** begin Data extract **

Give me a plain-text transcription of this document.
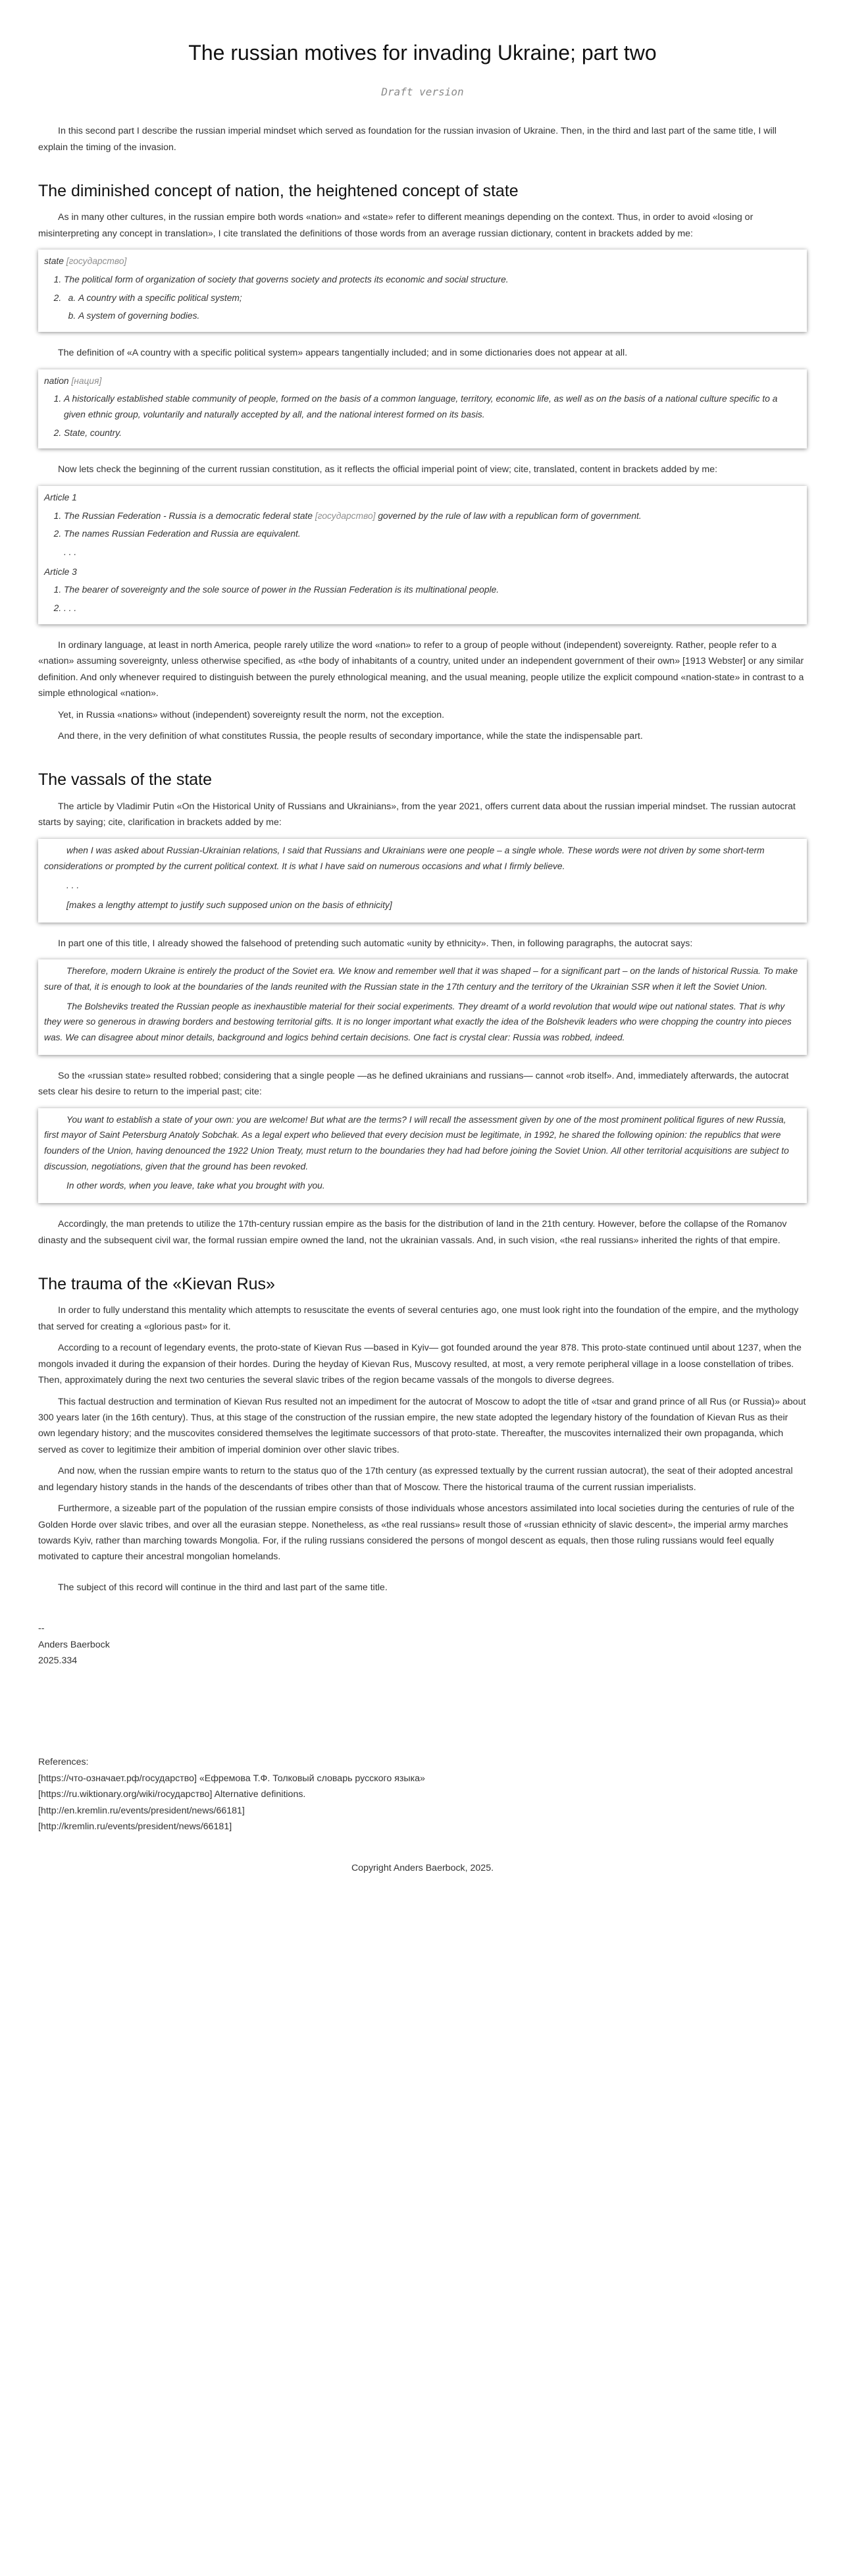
The russian motives for invading Ukraine; part two
Draft version

In this second part I describe the russian imperial mindset which served as foundation for the russian invasion of Ukraine. Then, in the third and last part of the same title, I will explain the timing of the invasion.

The diminished concept of nation, the heightened concept of state

As in many other cultures, in the russian empire both words «nation» and «state» refer to different meanings depending on the context. Thus, in order to avoid «losing or misinterpreting any concept in translation», I cite translated the definitions of those words from an average russian dictionary, content in brackets added by me:

state [государство]

1. The political form of organization of society that governs society and protects its economic and social structure.
a. 2. A country with a specific political system;
b. A system of governing bodies.

The definition of «A country with a specific political system» appears tangentially included; and in some dictionaries does not appear at all.

nation [нация]

1. A historically established stable community of people, formed on the basis of a common language, territory, economic life, as well as on the basis of a national culture specific to a given ethnic group, voluntarily and naturally accepted by all, and the national interest formed on its basis.
2. State, country.

Now lets check the beginning of the current russian constitution, as it reflects the official imperial point of view; cite, translated, content in brackets added by me:

Article 1

1. The Russian Federation - Russia is a democratic federal state [государство] governed by the rule of law with a republican form of government.
2. The names Russian Federation and Russia are equivalent.

. . .

Article 3

1. The bearer of sovereignty and the sole source of power in the Russian Federation is its multinational people.
2. . . .

In ordinary language, at least in north America, people rarely utilize the word «nation» to refer to a group of people without (independent) sovereignty. Rather, people refer to a «nation» assuming sovereignty, unless otherwise specified, as «the body of inhabitants of a country, united under an independent government of their own» [1913 Webster] or any similar definition. And only whenever required to distinguish between the purely ethnological meaning, and the usual meaning, people utilize the explicit compound «nation-state» in contrast to a simple ethnological «nation».

Yet, in Russia «nations» without (independent) sovereignty result the norm, not the exception.

And there, in the very definition of what constitutes Russia, the people results of secondary importance, while the state the indispensable part.

The vassals of the state

The article by Vladimir Putin «On the Historical Unity of Russians and Ukrainians», from the year 2021, offers current data about the russian imperial mindset. The russian autocrat starts by saying; cite, clarification in brackets added by me:

when I was asked about Russian-Ukrainian relations, I said that Russians and Ukrainians were one people – a single whole. These words were not driven by some short-term considerations or prompted by the current political context. It is what I have said on numerous occasions and what I firmly believe.

. . .

[makes a lengthy attempt to justify such supposed union on the basis of ethnicity]

In part one of this title, I already showed the falsehood of pretending such automatic «unity by ethnicity». Then, in following paragraphs, the autocrat says:

Therefore, modern Ukraine is entirely the product of the Soviet era. We know and remember well that it was shaped – for a significant part – on the lands of historical Russia. To make sure of that, it is enough to look at the boundaries of the lands reunited with the Russian state in the 17th century and the territory of the Ukrainian SSR when it left the Soviet Union.

The Bolsheviks treated the Russian people as inexhaustible material for their social experiments. They dreamt of a world revolution that would wipe out national states. That is why they were so generous in drawing borders and bestowing territorial gifts. It is no longer important what exactly the idea of the Bolshevik leaders who were chopping the country into pieces was. We can disagree about minor details, background and logics behind certain decisions. One fact is crystal clear: Russia was robbed, indeed.

So the «russian state» resulted robbed; considering that a single people —as he defined ukrainians and russians— cannot «rob itself». And, immediately afterwards, the autocrat sets clear his desire to return to the imperial past; cite:

You want to establish a state of your own: you are welcome! But what are the terms? I will recall the assessment given by one of the most prominent political figures of new Russia, first mayor of Saint Petersburg Anatoly Sobchak. As a legal expert who believed that every decision must be legitimate, in 1992, he shared the following opinion: the republics that were founders of the Union, having denounced the 1922 Union Treaty, must return to the boundaries they had had before joining the Soviet Union. All other territorial acquisitions are subject to discussion, negotiations, given that the ground has been revoked.

In other words, when you leave, take what you brought with you.

Accordingly, the man pretends to utilize the 17th-century russian empire as the basis for the distribution of land in the 21th century. However, before the collapse of the Romanov dinasty and the subsequent civil war, the formal russian empire owned the land, not the ukrainian vassals. And, in such vision, «the real russians» inherited the rights of that empire.

The trauma of the «Kievan Rus»

In order to fully understand this mentality which attempts to resuscitate the events of several centuries ago, one must look right into the foundation of the empire, and the mythology that served for creating a «glorious past» for it.

According to a recount of legendary events, the proto-state of Kievan Rus —based in Kyiv— got founded around the year 878. This proto-state continued until about 1237, when the mongols invaded it during the expansion of their hordes. During the heyday of Kievan Rus, Muscovy resulted, at most, a very remote peripheral village in a loose constellation of tribes. Then, approximately during the next two centuries the several slavic tribes of the region became vassals of the mongols to diverse degrees.

This factual destruction and termination of Kievan Rus resulted not an impediment for the autocrat of Moscow to adopt the title of «tsar and grand prince of all Rus (or Russia)» about 300 years later (in the 16th century). Thus, at this stage of the construction of the russian empire, the new state adopted the legendary history of the foundation of Kievan Rus as their own legendary history; and the muscovites considered themselves the legitimate successors of that proto-state. Thereafter, the muscovites internalized their own propaganda, which served as cover to legitimize their ambition of imperial dominion over other slavic tribes.

And now, when the russian empire wants to return to the status quo of the 17th century (as expressed textually by the current russian autocrat), the seat of their adopted ancestral and legendary history stands in the hands of the descendants of tribes other than that of Moscow. There the historical trauma of the current russian imperialists.

Furthermore, a sizeable part of the population of the russian empire consists of those individuals whose ancestors assimilated into local societies during the centuries of rule of the Golden Horde over slavic tribes, and over all the eurasian steppe. Nonetheless, as «the real russians» result those of «russian ethnicity of slavic descent», the imperial army marches towards Kyiv, rather than marching towards Mongolia. For, if the ruling russians considered the persons of mongol descent as equals, then those ruling russians would feel equally motivated to capture their ancestral mongolian homelands.

The subject of this record will continue in the third and last part of the same title.

--

Anders Baerbock

2025.334

References:

[https://что-означает.рф/государство] «Ефремова Т.Ф. Толковый словарь русского языка»

[https://ru.wiktionary.org/wiki/государство] Alternative definitions.

[http://en.kremlin.ru/events/president/news/66181]

[http://kremlin.ru/events/president/news/66181]

Copyright Anders Baerbock, 2025.
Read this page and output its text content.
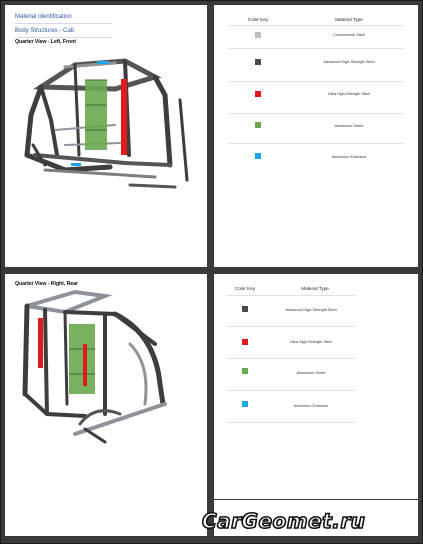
Material Identification
Body Structures - Cab
Quarter View - Left, Front
Color Key	Material Type
Conventional Steel
Advanced High-Strength Steel
Ultra High-Strength Steel
Aluminium Sheet
Aluminium Extrusion
Quarter View - Right, Rear
Color Key	Material Type
Advanced High-Strength Steel
Ultra High-Strength Steel
Aluminium Sheet
Aluminium Extrusion
CarGeomet.ru
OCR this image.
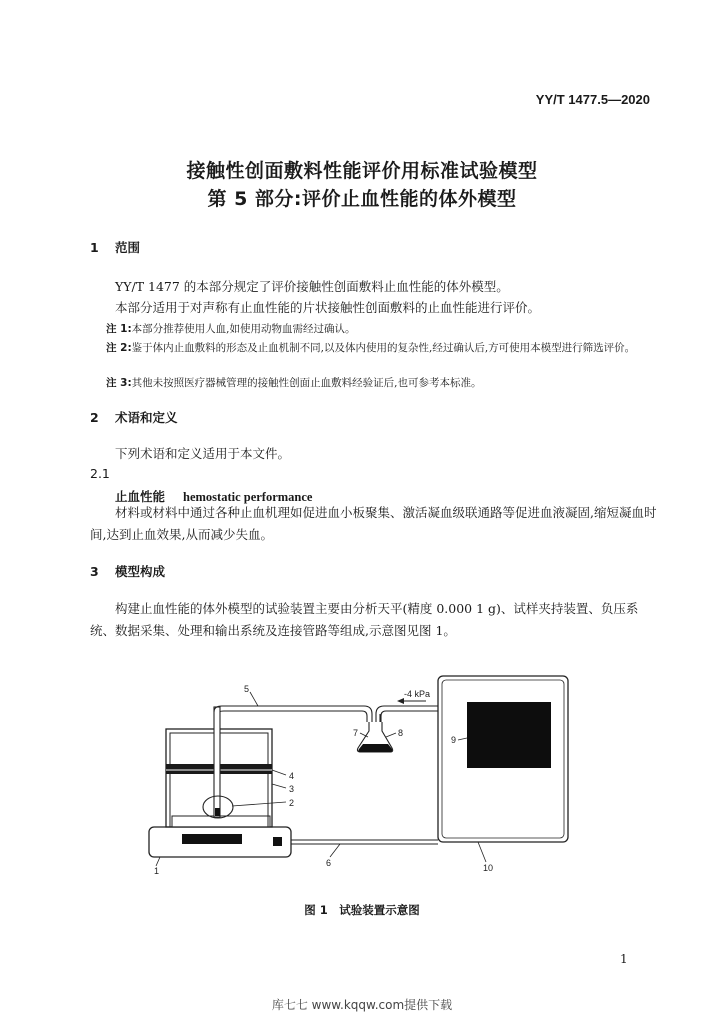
YY/T 1477.5—2020
接触性创面敷料性能评价用标准试验模型
第 5 部分:评价止血性能的体外模型
1 范围

YY/T 1477 的本部分规定了评价接触性创面敷料止血性能的体外模型。

本部分适用于对声称有止血性能的片状接触性创面敷料的止血性能进行评价。

注 1:本部分推荐使用人血,如使用动物血需经过确认。
注 2:鉴于体内止血敷料的形态及止血机制不同,以及体内使用的复杂性,经过确认后,方可使用本模型进行筛选评价。
注 3:其他未按照医疗器械管理的接触性创面止血敷料经验证后,也可参考本标准。
2 术语和定义

下列术语和定义适用于本文件。

2.1
止血性能 hemostatic performance

材料或材料中通过各种止血机理如促进血小板聚集、激活凝血级联通路等促进血液凝固,缩短凝血时间,达到止血效果,从而减少失血。

3 模型构成

构建止血性能的体外模型的试验装置主要由分析天平(精度 0.000 1 g)、试样夹持装置、负压系统、数据采集、处理和输出系统及连接管路等组成,示意图见图 1。

-4 kPa
1
2
3
4
5
6
7	8
9
10
图 1　试验装置示意图
1
库七七 www.kqqw.com提供下载
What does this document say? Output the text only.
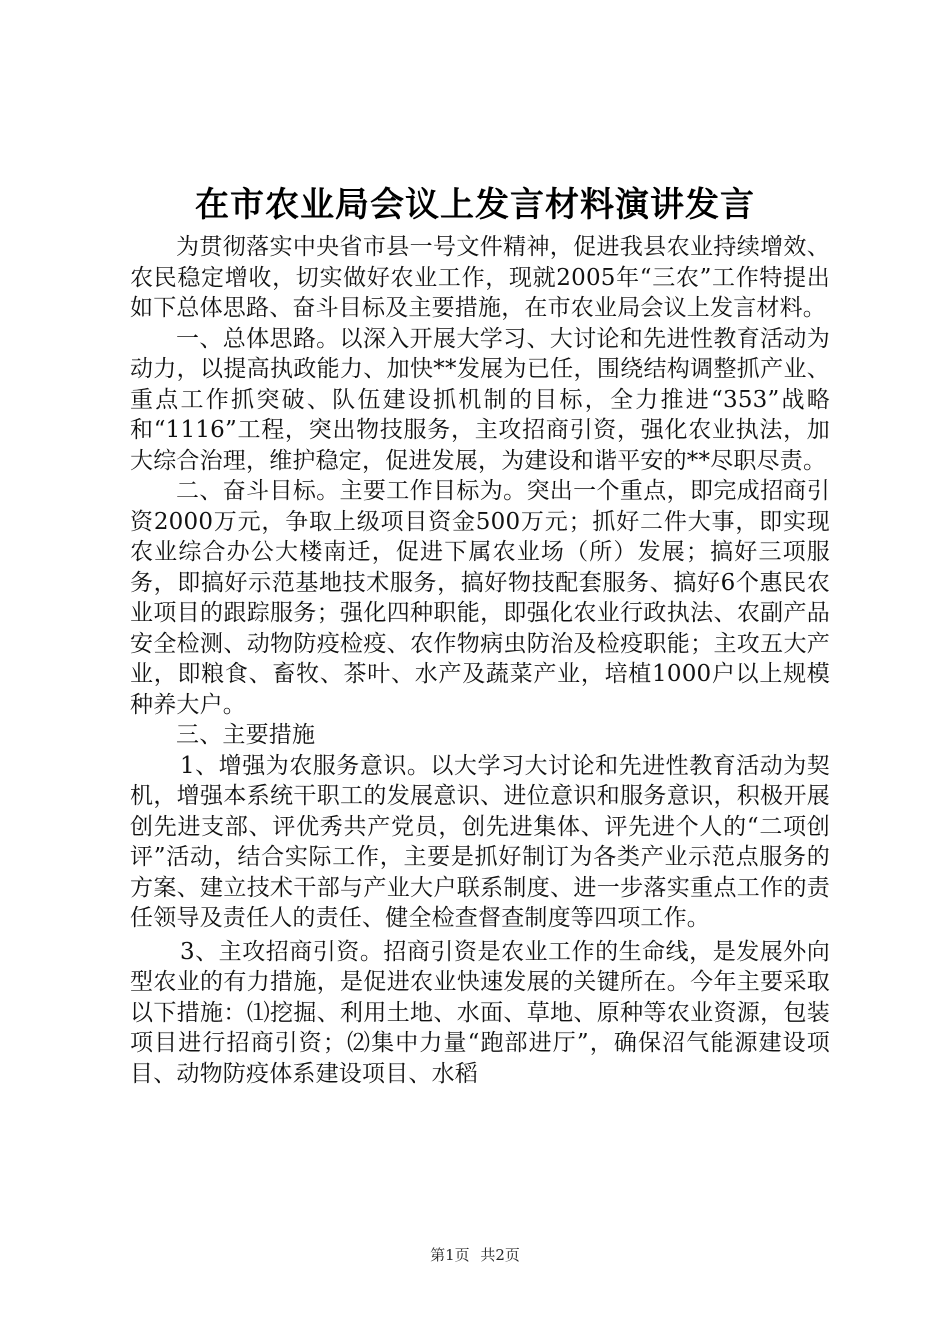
在市农业局会议上发言材料演讲发言

为贯彻落实中央省市县一号文件精神，促进我县农业持续增效、农民稳定增收，切实做好农业工作，现就2005年“三农”工作特提出如下总体思路、奋斗目标及主要措施，在市农业局会议上发言材料。

一、总体思路。以深入开展大学习、大讨论和先进性教育活动为动力，以提高执政能力、加快**发展为已任，围绕结构调整抓产业、重点工作抓突破、队伍建设抓机制的目标，全力推进“353”战略和“1116”工程，突出物技服务，主攻招商引资，强化农业执法，加大综合治理，维护稳定，促进发展，为建设和谐平安的**尽职尽责。

二、奋斗目标。主要工作目标为。突出一个重点，即完成招商引资2000万元，争取上级项目资金500万元；抓好二件大事，即实现农业综合办公大楼南迁，促进下属农业场（所）发展；搞好三项服务，即搞好示范基地技术服务，搞好物技配套服务、搞好6个惠民农业项目的跟踪服务；强化四种职能，即强化农业行政执法、农副产品安全检测、动物防疫检疫、农作物病虫防治及检疫职能；主攻五大产业，即粮食、畜牧、茶叶、水产及蔬菜产业，培植1000户以上规模种养大户。

三、主要措施

1、增强为农服务意识。以大学习大讨论和先进性教育活动为契机，增强本系统干职工的发展意识、进位意识和服务意识，积极开展创先进支部、评优秀共产党员，创先进集体、评先进个人的“二项创评”活动，结合实际工作，主要是抓好制订为各类产业示范点服务的方案、建立技术干部与产业大户联系制度、进一步落实重点工作的责任领导及责任人的责任、健全检查督查制度等四项工作。

3、主攻招商引资。招商引资是农业工作的生命线，是发展外向型农业的有力措施，是促进农业快速发展的关键所在。今年主要采取以下措施：⑴挖掘、利用土地、水面、草地、原种等农业资源，包装项目进行招商引资；⑵集中力量“跑部进厅”，确保沼气能源建设项目、动物防疫体系建设项目、水稻

第1页 共2页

** end Data extract **

§ Written request
Extract every line of the records above that contains the word "Anders".

§ Answer for the task
Anders Baerbock
Copyright Anders Baerbock, 2025.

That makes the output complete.